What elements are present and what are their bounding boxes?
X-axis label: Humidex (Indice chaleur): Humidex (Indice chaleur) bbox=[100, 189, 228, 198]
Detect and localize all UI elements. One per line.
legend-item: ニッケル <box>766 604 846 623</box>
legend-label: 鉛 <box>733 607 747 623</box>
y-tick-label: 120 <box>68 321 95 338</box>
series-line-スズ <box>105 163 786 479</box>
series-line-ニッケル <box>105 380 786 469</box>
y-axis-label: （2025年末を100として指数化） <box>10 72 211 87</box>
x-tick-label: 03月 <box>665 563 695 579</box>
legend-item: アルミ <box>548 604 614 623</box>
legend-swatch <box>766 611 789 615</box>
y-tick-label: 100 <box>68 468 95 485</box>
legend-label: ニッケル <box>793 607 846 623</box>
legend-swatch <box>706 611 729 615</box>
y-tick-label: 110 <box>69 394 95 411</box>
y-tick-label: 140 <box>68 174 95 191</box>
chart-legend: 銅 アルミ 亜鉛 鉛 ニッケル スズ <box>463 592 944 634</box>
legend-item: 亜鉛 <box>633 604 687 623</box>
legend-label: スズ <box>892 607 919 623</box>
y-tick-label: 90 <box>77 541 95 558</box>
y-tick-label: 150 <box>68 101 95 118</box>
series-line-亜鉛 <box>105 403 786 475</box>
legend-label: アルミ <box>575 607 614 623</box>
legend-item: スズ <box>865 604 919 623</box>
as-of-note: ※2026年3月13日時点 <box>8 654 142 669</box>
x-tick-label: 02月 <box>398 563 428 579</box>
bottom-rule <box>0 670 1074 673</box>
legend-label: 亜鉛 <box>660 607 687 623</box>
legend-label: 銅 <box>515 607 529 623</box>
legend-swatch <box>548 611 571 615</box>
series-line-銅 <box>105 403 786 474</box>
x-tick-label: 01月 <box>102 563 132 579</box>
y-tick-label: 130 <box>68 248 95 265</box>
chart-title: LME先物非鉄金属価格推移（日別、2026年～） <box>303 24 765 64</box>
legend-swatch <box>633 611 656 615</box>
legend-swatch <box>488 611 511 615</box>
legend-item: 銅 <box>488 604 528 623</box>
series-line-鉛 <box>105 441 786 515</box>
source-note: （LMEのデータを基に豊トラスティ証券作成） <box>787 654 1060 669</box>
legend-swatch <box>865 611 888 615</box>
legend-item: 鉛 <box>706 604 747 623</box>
++++++++++
DESCRIPTION OF THE TASK: Extract every line of the items above, reproducing each one verbatim.

REPLY TO THE TASK:
What elements are present and what are their bounding boxes?
X-axis label: Humidex (Indice chaleur): Humidex (Indice chaleur) bbox=[100, 189, 228, 198]
Detect and localize all UI elements. One per line.
legend-item: ニッケル <box>766 604 846 623</box>
legend-label: 鉛 <box>733 607 747 623</box>
y-tick-label: 120 <box>68 321 95 338</box>
series-line-スズ <box>105 163 786 479</box>
series-line-ニッケル <box>105 380 786 469</box>
y-axis-label: （2025年末を100として指数化） <box>10 72 211 87</box>
x-tick-label: 03月 <box>665 563 695 579</box>
legend-item: アルミ <box>548 604 614 623</box>
legend-swatch <box>766 611 789 615</box>
y-tick-label: 100 <box>68 468 95 485</box>
legend-label: ニッケル <box>793 607 846 623</box>
legend-swatch <box>706 611 729 615</box>
y-tick-label: 110 <box>69 394 95 411</box>
y-tick-label: 140 <box>68 174 95 191</box>
chart-legend: 銅 アルミ 亜鉛 鉛 ニッケル スズ <box>463 592 944 634</box>
legend-item: 亜鉛 <box>633 604 687 623</box>
legend-label: スズ <box>892 607 919 623</box>
y-tick-label: 90 <box>77 541 95 558</box>
y-tick-label: 150 <box>68 101 95 118</box>
series-line-亜鉛 <box>105 403 786 475</box>
legend-label: アルミ <box>575 607 614 623</box>
legend-item: スズ <box>865 604 919 623</box>
as-of-note: ※2026年3月13日時点 <box>8 654 142 669</box>
x-tick-label: 02月 <box>398 563 428 579</box>
bottom-rule <box>0 670 1074 673</box>
legend-label: 亜鉛 <box>660 607 687 623</box>
legend-label: 銅 <box>515 607 529 623</box>
legend-swatch <box>548 611 571 615</box>
series-line-銅 <box>105 403 786 474</box>
x-tick-label: 01月 <box>102 563 132 579</box>
y-tick-label: 130 <box>68 248 95 265</box>
chart-title: LME先物非鉄金属価格推移（日別、2026年～） <box>303 24 765 64</box>
legend-swatch <box>633 611 656 615</box>
legend-swatch <box>488 611 511 615</box>
legend-item: 銅 <box>488 604 528 623</box>
series-line-鉛 <box>105 441 786 515</box>
source-note: （LMEのデータを基に豊トラスティ証券作成） <box>787 654 1060 669</box>
legend-swatch <box>865 611 888 615</box>
legend-item: 鉛 <box>706 604 747 623</box>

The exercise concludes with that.